* Exercise details
Find each line holding the word "before" and give the total alone.

----- Supplied records -----

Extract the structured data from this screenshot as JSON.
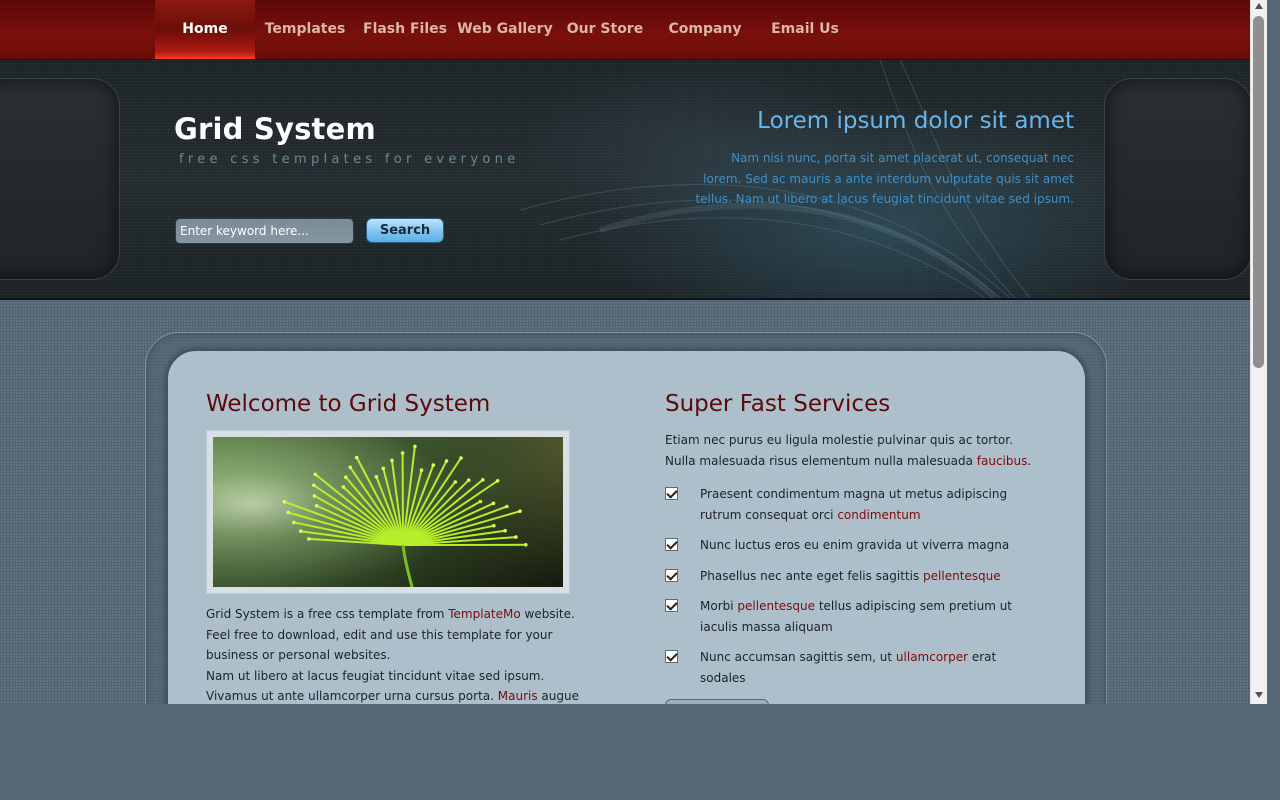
{
  "nav": {
    "items": [
      {
        "label": "Home",
        "active": true
      },
      {
        "label": "Templates"
      },
      {
        "label": "Flash Files"
      },
      {
        "label": "Web Gallery"
      },
      {
        "label": "Our Store"
      },
      {
        "label": "Company"
      },
      {
        "label": "Email Us"
      }
    ]
  },
  "header": {
    "site_title": "Grid System",
    "tagline": "free css templates for everyone",
    "search": {
      "placeholder": "Enter keyword here...",
      "button_label": "Search"
    },
    "heading": "Lorem ipsum dolor sit amet",
    "text": "Nam nisi nunc, porta sit amet placerat ut, consequat nec lorem. Sed ac mauris a ante interdum vulputate quis sit amet tellus. Nam ut libero at lacus feugiat tincidunt vitae sed ipsum."
  },
  "welcome": {
    "heading": "Welcome to Grid System",
    "para1": {
      "before": "Grid System is a free css template from ",
      "link": "TemplateMo",
      "after": " website. Feel free to download, edit and use this template for your business or personal websites."
    },
    "para2": {
      "before": "Nam ut libero at lacus feugiat tincidunt vitae sed ipsum. Vivamus ut ante ullamcorper urna cursus porta. ",
      "link": "Mauris",
      "after": " augue mi, consectetur"
    }
  },
  "services": {
    "heading": "Super Fast Services",
    "intro": {
      "before": "Etiam nec purus eu ligula molestie pulvinar quis ac tortor. Nulla malesuada risus elementum nulla malesuada ",
      "link": "faucibus",
      "after": "."
    },
    "items": [
      {
        "before": "Praesent condimentum magna ut metus adipiscing rutrum consequat orci ",
        "link": "condimentum",
        "after": ""
      },
      {
        "before": "Nunc luctus eros eu enim gravida ut viverra magna",
        "link": "",
        "after": ""
      },
      {
        "before": "Phasellus nec ante eget felis sagittis ",
        "link": "pellentesque",
        "after": ""
      },
      {
        "before": "Morbi ",
        "link": "pellentesque",
        "after": " tellus adipiscing sem pretium ut iaculis massa aliquam"
      },
      {
        "before": "Nunc accumsan sagittis sem, ut ",
        "link": "ullamcorper",
        "after": " erat sodales"
      }
    ]
  },
  "colors": {
    "nav_red": "#7a100a",
    "heading_maroon": "#5a0a0a",
    "link_red": "#7a0c0c",
    "header_blue": "#69b6ea",
    "content_panel": "#aebfcc"
  }
}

-----

* Written solution
8